Task goal
Without the pictures, return each record as it appears.

BEGIN Material provided

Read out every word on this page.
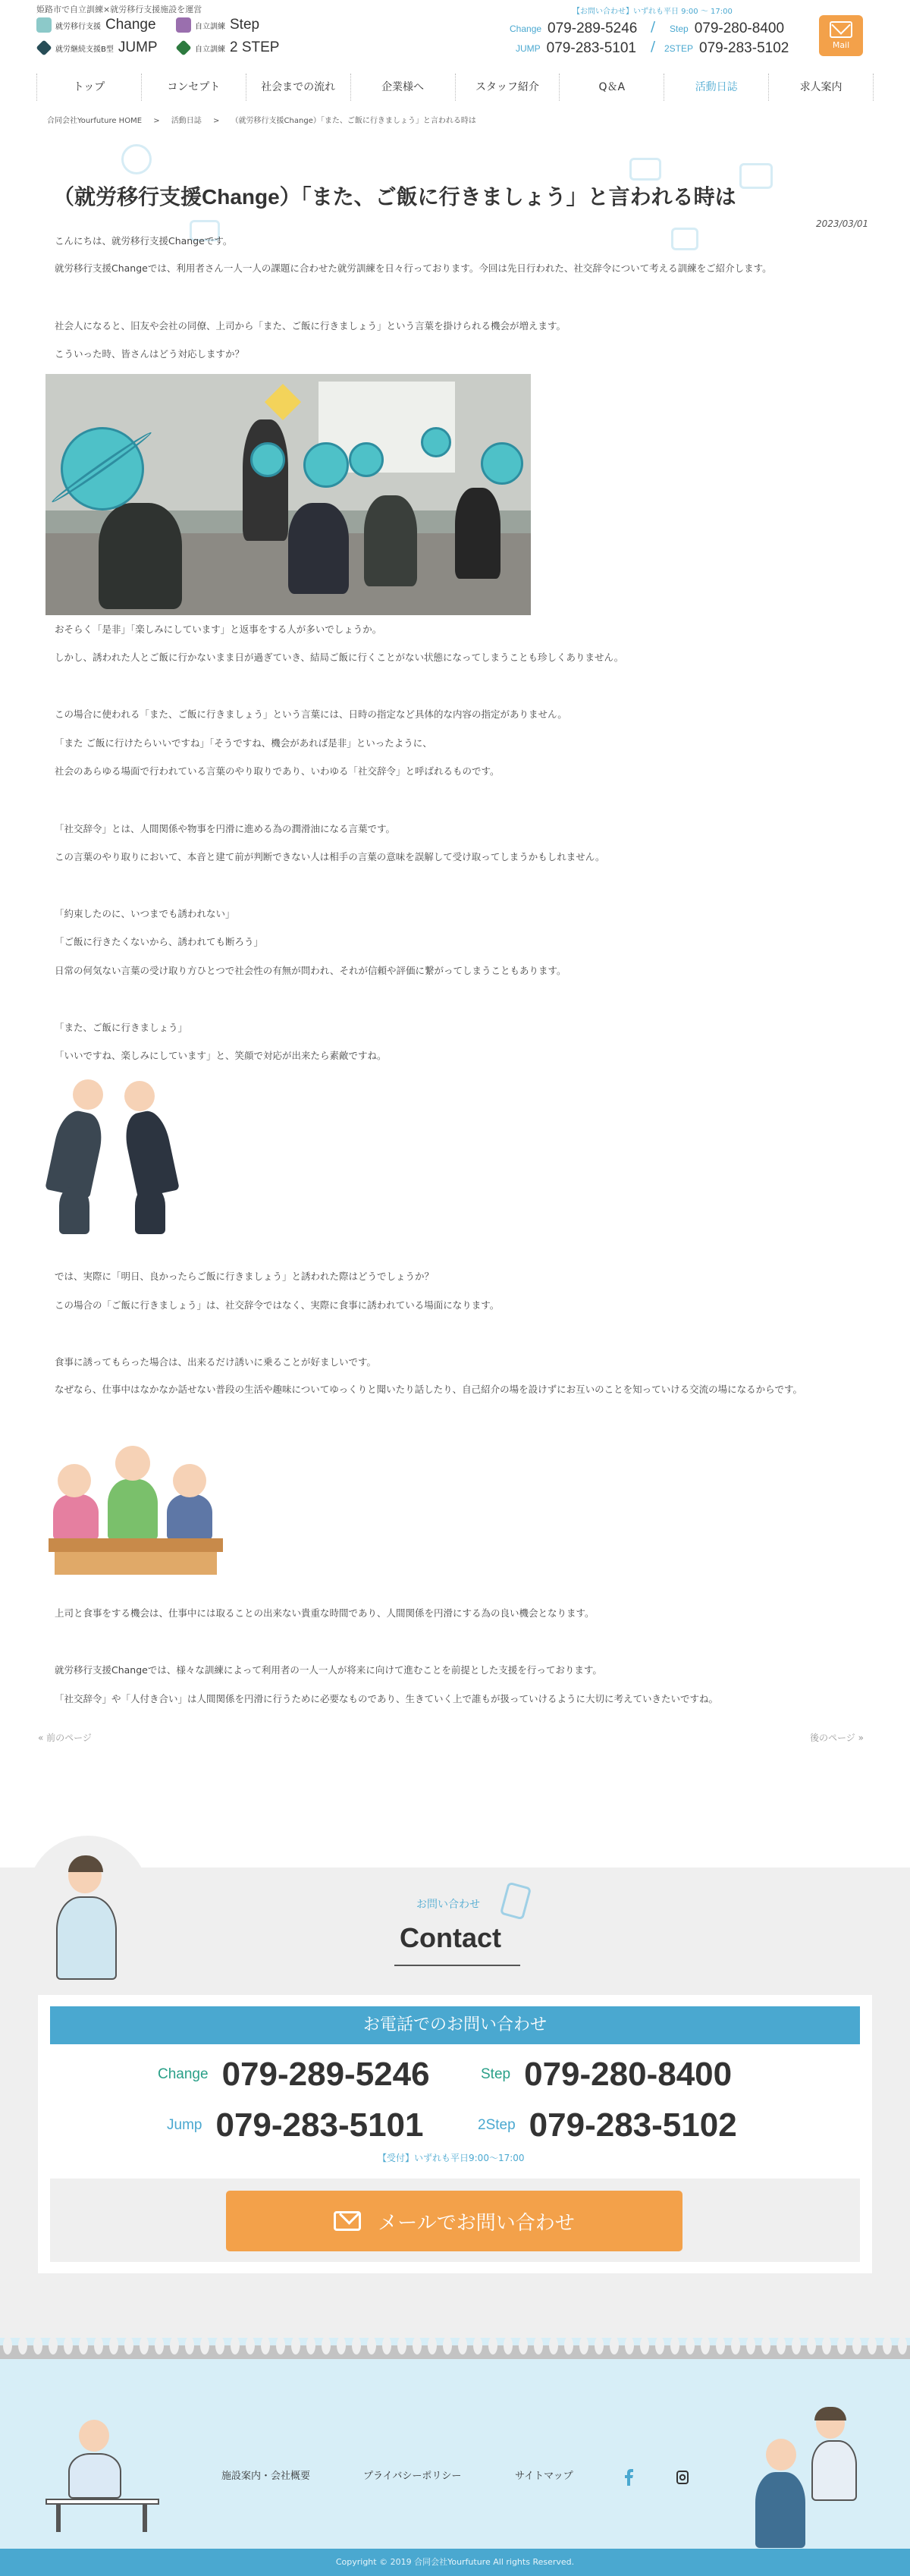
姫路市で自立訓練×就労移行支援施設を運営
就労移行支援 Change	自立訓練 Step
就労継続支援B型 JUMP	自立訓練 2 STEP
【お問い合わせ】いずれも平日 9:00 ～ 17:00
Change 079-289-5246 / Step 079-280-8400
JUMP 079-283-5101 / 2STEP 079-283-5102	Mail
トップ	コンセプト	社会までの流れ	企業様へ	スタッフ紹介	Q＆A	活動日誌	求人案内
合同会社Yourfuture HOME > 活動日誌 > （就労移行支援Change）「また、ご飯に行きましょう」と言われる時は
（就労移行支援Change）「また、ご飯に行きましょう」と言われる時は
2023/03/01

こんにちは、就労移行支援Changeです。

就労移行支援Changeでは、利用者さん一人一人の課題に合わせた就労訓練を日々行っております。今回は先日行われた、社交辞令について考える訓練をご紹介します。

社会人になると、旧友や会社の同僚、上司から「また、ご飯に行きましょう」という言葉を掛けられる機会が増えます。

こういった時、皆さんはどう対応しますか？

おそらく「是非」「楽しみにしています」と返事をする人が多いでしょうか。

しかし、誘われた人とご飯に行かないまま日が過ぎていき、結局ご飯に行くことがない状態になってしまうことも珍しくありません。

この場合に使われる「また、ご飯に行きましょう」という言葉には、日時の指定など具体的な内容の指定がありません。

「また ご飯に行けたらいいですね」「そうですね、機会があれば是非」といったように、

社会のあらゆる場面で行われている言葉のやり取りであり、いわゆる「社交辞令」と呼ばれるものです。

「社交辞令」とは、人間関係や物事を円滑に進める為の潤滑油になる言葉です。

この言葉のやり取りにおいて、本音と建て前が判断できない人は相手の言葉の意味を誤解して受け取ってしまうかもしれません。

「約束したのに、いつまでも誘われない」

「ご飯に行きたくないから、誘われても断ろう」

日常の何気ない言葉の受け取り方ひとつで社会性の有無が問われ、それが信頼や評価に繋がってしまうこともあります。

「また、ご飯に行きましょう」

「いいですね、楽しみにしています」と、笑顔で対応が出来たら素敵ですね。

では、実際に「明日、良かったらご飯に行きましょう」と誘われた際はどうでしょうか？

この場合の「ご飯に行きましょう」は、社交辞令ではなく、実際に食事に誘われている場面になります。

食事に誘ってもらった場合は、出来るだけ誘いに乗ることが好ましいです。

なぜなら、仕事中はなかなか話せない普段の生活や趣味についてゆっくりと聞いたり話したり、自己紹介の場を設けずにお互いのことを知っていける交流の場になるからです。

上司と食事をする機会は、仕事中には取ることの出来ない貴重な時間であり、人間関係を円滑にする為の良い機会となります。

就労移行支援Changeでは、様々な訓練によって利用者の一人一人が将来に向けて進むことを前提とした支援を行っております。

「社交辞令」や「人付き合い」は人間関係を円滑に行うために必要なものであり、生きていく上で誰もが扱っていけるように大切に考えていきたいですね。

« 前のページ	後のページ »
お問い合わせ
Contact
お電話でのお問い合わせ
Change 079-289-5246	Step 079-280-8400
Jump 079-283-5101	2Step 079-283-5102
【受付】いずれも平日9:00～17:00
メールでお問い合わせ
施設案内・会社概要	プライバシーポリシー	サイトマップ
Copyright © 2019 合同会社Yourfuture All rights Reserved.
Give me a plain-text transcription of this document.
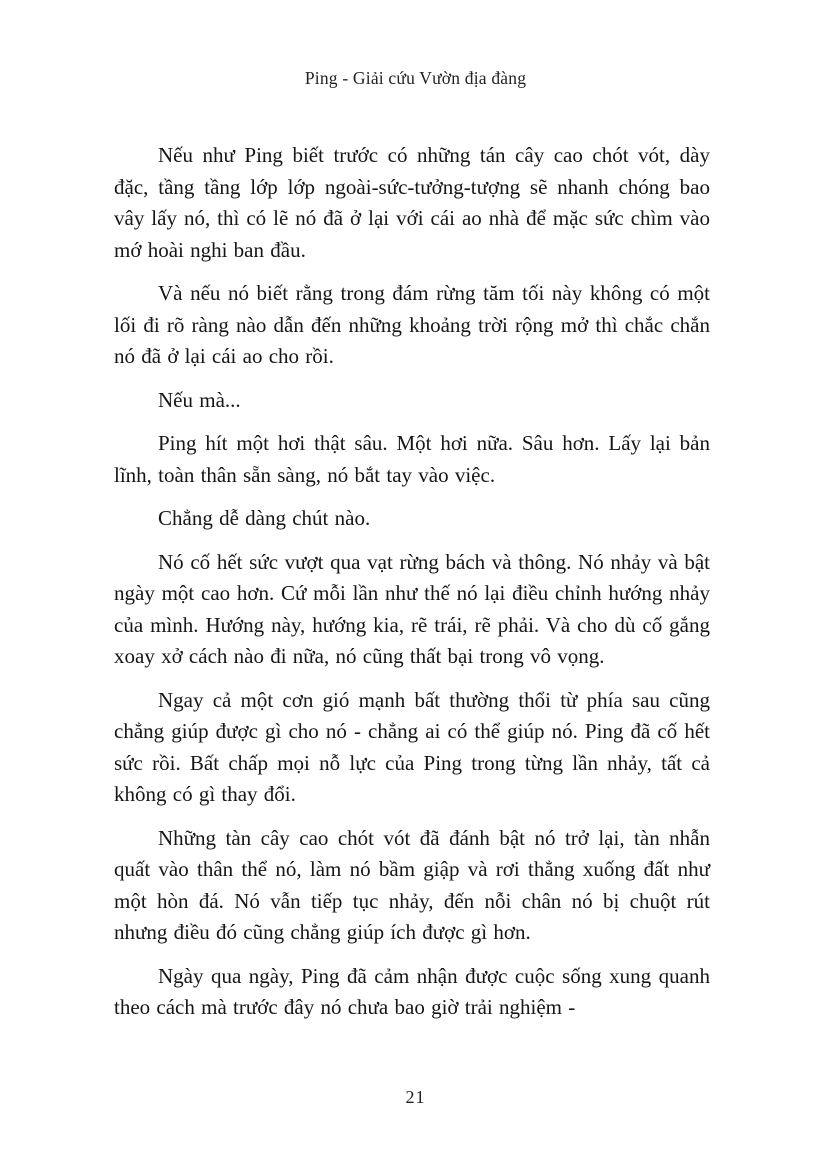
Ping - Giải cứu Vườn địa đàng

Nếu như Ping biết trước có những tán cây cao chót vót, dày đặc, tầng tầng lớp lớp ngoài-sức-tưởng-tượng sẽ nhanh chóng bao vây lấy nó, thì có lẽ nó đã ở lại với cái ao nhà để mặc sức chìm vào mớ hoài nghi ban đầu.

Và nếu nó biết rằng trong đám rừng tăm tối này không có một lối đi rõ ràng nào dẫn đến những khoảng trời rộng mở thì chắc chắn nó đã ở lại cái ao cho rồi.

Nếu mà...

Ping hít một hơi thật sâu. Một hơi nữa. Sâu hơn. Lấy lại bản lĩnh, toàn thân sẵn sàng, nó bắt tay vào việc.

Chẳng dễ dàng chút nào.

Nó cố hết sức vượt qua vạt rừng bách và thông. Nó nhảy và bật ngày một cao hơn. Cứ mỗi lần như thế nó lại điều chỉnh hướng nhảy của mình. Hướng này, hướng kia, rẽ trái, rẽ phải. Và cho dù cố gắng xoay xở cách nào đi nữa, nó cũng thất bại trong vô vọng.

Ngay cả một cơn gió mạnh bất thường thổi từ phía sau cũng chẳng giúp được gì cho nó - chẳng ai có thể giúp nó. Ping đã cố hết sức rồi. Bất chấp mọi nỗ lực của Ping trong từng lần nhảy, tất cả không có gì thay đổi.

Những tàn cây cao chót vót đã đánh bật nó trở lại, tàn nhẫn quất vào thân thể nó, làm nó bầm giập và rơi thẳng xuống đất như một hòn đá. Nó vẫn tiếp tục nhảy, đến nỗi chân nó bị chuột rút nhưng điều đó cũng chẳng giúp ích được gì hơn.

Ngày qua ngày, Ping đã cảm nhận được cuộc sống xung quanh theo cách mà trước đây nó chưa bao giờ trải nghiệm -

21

END Material provided

Response below
Read out every word on this page.
姫路市で自立訓練×就労移行支援施設を運営
就労移行支援 Change	自立訓練 Step
就労継続支援B型 JUMP	自立訓練 2 STEP
【お問い合わせ】いずれも平日 9:00 ～ 17:00
Change 079-289-5246 / Step 079-280-8400
JUMP 079-283-5101 / 2STEP 079-283-5102	Mail
トップ	コンセプト	社会までの流れ	企業様へ	スタッフ紹介	Q＆A	活動日誌	求人案内
合同会社Yourfuture HOME > 活動日誌 > （就労移行支援Change）「また、ご飯に行きましょう」と言われる時は
（就労移行支援Change）「また、ご飯に行きましょう」と言われる時は
2023/03/01

こんにちは、就労移行支援Changeです。

就労移行支援Changeでは、利用者さん一人一人の課題に合わせた就労訓練を日々行っております。今回は先日行われた、社交辞令について考える訓練をご紹介します。

社会人になると、旧友や会社の同僚、上司から「また、ご飯に行きましょう」という言葉を掛けられる機会が増えます。

こういった時、皆さんはどう対応しますか？

おそらく「是非」「楽しみにしています」と返事をする人が多いでしょうか。

しかし、誘われた人とご飯に行かないまま日が過ぎていき、結局ご飯に行くことがない状態になってしまうことも珍しくありません。

この場合に使われる「また、ご飯に行きましょう」という言葉には、日時の指定など具体的な内容の指定がありません。

「また ご飯に行けたらいいですね」「そうですね、機会があれば是非」といったように、

社会のあらゆる場面で行われている言葉のやり取りであり、いわゆる「社交辞令」と呼ばれるものです。

「社交辞令」とは、人間関係や物事を円滑に進める為の潤滑油になる言葉です。

この言葉のやり取りにおいて、本音と建て前が判断できない人は相手の言葉の意味を誤解して受け取ってしまうかもしれません。

「約束したのに、いつまでも誘われない」

「ご飯に行きたくないから、誘われても断ろう」

日常の何気ない言葉の受け取り方ひとつで社会性の有無が問われ、それが信頼や評価に繋がってしまうこともあります。

「また、ご飯に行きましょう」

「いいですね、楽しみにしています」と、笑顔で対応が出来たら素敵ですね。

では、実際に「明日、良かったらご飯に行きましょう」と誘われた際はどうでしょうか？

この場合の「ご飯に行きましょう」は、社交辞令ではなく、実際に食事に誘われている場面になります。

食事に誘ってもらった場合は、出来るだけ誘いに乗ることが好ましいです。

なぜなら、仕事中はなかなか話せない普段の生活や趣味についてゆっくりと聞いたり話したり、自己紹介の場を設けずにお互いのことを知っていける交流の場になるからです。

上司と食事をする機会は、仕事中には取ることの出来ない貴重な時間であり、人間関係を円滑にする為の良い機会となります。

就労移行支援Changeでは、様々な訓練によって利用者の一人一人が将来に向けて進むことを前提とした支援を行っております。

「社交辞令」や「人付き合い」は人間関係を円滑に行うために必要なものであり、生きていく上で誰もが扱っていけるように大切に考えていきたいですね。

« 前のページ	後のページ »
お問い合わせ
Contact
お電話でのお問い合わせ
Change 079-289-5246	Step 079-280-8400
Jump 079-283-5101	2Step 079-283-5102
【受付】いずれも平日9:00～17:00
メールでお問い合わせ
施設案内・会社概要	プライバシーポリシー	サイトマップ
Copyright © 2019 合同会社Yourfuture All rights Reserved.
Give me a plain-text transcription of this document.
Ping - Giải cứu Vườn địa đàng

Nếu như Ping biết trước có những tán cây cao chót vót, dày đặc, tầng tầng lớp lớp ngoài-sức-tưởng-tượng sẽ nhanh chóng bao vây lấy nó, thì có lẽ nó đã ở lại với cái ao nhà để mặc sức chìm vào mớ hoài nghi ban đầu.

Và nếu nó biết rằng trong đám rừng tăm tối này không có một lối đi rõ ràng nào dẫn đến những khoảng trời rộng mở thì chắc chắn nó đã ở lại cái ao cho rồi.

Nếu mà...

Ping hít một hơi thật sâu. Một hơi nữa. Sâu hơn. Lấy lại bản lĩnh, toàn thân sẵn sàng, nó bắt tay vào việc.

Chẳng dễ dàng chút nào.

Nó cố hết sức vượt qua vạt rừng bách và thông. Nó nhảy và bật ngày một cao hơn. Cứ mỗi lần như thế nó lại điều chỉnh hướng nhảy của mình. Hướng này, hướng kia, rẽ trái, rẽ phải. Và cho dù cố gắng xoay xở cách nào đi nữa, nó cũng thất bại trong vô vọng.

Ngay cả một cơn gió mạnh bất thường thổi từ phía sau cũng chẳng giúp được gì cho nó - chẳng ai có thể giúp nó. Ping đã cố hết sức rồi. Bất chấp mọi nỗ lực của Ping trong từng lần nhảy, tất cả không có gì thay đổi.

Những tàn cây cao chót vót đã đánh bật nó trở lại, tàn nhẫn quất vào thân thể nó, làm nó bầm giập và rơi thẳng xuống đất như một hòn đá. Nó vẫn tiếp tục nhảy, đến nỗi chân nó bị chuột rút nhưng điều đó cũng chẳng giúp ích được gì hơn.

Ngày qua ngày, Ping đã cảm nhận được cuộc sống xung quanh theo cách mà trước đây nó chưa bao giờ trải nghiệm -

21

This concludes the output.